Look over the lines below. Report each one that includes the string "golden".

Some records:
⁂

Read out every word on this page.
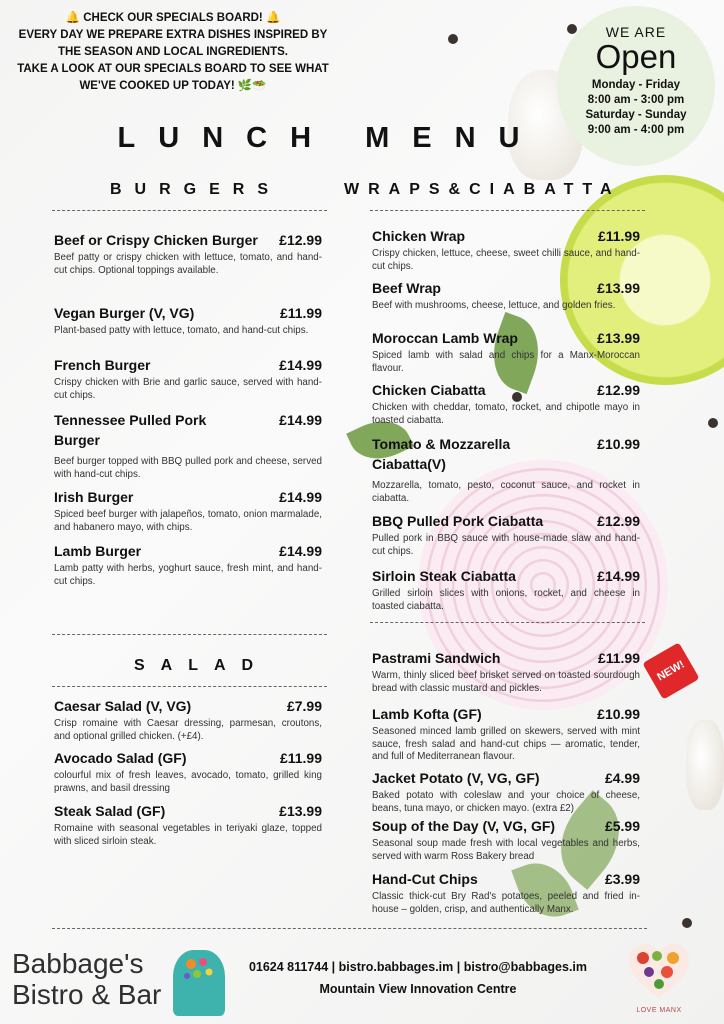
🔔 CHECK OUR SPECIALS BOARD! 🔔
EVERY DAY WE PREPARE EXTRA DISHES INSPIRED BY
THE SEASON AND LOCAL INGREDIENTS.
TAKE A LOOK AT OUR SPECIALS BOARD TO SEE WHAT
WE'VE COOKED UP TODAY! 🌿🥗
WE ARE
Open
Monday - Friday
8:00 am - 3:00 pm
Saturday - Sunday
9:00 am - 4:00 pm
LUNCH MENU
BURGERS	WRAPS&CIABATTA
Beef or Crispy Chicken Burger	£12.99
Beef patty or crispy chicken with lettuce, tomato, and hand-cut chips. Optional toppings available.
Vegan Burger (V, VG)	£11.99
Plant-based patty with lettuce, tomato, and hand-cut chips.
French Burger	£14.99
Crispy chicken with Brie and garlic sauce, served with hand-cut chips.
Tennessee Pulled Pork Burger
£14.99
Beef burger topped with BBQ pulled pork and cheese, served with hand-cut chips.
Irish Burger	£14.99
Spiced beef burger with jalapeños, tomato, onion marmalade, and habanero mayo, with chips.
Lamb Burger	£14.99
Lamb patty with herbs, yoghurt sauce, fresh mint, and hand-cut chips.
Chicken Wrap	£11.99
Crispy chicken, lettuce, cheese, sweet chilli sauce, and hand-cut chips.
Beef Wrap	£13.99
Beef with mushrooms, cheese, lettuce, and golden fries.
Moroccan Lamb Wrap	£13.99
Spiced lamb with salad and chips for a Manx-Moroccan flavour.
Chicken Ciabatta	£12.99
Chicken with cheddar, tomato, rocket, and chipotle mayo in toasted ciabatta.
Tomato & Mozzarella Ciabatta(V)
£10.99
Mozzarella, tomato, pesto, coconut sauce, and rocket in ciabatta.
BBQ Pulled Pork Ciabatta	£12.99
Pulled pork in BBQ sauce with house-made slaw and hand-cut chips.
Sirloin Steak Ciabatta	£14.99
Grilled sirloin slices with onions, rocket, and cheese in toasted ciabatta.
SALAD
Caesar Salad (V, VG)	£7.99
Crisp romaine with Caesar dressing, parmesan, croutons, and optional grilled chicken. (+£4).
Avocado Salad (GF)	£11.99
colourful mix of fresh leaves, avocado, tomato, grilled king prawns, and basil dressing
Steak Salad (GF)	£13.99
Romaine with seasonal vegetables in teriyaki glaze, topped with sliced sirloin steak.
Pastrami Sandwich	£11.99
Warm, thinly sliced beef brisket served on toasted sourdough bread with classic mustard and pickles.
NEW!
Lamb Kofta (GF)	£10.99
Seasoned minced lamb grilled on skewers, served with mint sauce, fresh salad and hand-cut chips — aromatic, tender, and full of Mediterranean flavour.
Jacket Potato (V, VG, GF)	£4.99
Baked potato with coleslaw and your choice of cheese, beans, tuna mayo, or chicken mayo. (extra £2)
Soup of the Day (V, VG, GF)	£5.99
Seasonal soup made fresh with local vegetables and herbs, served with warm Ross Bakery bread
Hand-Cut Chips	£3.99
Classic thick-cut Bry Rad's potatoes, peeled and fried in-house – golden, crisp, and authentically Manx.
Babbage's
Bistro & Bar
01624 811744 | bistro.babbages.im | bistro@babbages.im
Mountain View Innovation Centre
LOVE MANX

⁂

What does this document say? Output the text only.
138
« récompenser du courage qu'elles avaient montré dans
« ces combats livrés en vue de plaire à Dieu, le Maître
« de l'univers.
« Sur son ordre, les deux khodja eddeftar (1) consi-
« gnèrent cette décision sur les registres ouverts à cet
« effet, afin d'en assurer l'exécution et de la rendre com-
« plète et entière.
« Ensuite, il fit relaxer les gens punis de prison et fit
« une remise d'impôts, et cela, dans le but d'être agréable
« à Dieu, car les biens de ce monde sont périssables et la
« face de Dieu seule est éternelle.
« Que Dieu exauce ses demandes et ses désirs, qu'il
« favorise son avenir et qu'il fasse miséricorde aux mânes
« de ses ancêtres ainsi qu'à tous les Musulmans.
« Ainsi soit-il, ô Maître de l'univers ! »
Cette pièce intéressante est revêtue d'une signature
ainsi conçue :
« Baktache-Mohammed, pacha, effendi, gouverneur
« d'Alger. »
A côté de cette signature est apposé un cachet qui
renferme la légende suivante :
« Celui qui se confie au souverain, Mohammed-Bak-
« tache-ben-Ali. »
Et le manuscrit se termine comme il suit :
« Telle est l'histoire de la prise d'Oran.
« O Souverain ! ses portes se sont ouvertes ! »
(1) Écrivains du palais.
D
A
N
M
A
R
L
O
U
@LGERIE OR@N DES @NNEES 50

⁂

▶ Result of the task
Beef with mushrooms, cheese, lettuce, and golden fries.
Classic thick-cut Bry Rad's potatoes, peeled and fried in-house – golden, crisp, and authentically Manx.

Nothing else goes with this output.